EXERCISE BRIEF ▸
Copy every record below exactly.

[start RECORD EXTRACTS]

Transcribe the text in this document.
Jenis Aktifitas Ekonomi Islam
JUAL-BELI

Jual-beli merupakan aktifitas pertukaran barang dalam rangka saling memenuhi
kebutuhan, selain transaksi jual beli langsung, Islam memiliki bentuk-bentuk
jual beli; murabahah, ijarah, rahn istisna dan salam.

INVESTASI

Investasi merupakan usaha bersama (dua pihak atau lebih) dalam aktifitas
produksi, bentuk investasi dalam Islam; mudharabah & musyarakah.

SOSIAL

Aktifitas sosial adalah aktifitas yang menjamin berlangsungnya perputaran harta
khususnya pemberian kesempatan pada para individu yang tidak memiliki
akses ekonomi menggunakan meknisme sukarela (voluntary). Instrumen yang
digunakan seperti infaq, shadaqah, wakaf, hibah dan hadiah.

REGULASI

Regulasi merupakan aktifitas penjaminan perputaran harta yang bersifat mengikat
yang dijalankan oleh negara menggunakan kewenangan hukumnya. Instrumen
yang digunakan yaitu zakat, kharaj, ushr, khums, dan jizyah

[end RECORD EXTRACTS]

THE REPLY ▸
Transcribe the text in this document.
Jenis Aktifitas Ekonomi Islam
JUAL-BELI

Jual-beli merupakan aktifitas pertukaran barang dalam rangka saling memenuhi
kebutuhan, selain transaksi jual beli langsung, Islam memiliki bentuk-bentuk
jual beli; murabahah, ijarah, rahn istisna dan salam.

INVESTASI

Investasi merupakan usaha bersama (dua pihak atau lebih) dalam aktifitas
produksi, bentuk investasi dalam Islam; mudharabah & musyarakah.

SOSIAL

Aktifitas sosial adalah aktifitas yang menjamin berlangsungnya perputaran harta
khususnya pemberian kesempatan pada para individu yang tidak memiliki
akses ekonomi menggunakan meknisme sukarela (voluntary). Instrumen yang
digunakan seperti infaq, shadaqah, wakaf, hibah dan hadiah.

REGULASI

Regulasi merupakan aktifitas penjaminan perputaran harta yang bersifat mengikat
yang dijalankan oleh negara menggunakan kewenangan hukumnya. Instrumen
yang digunakan yaitu zakat, kharaj, ushr, khums, dan jizyah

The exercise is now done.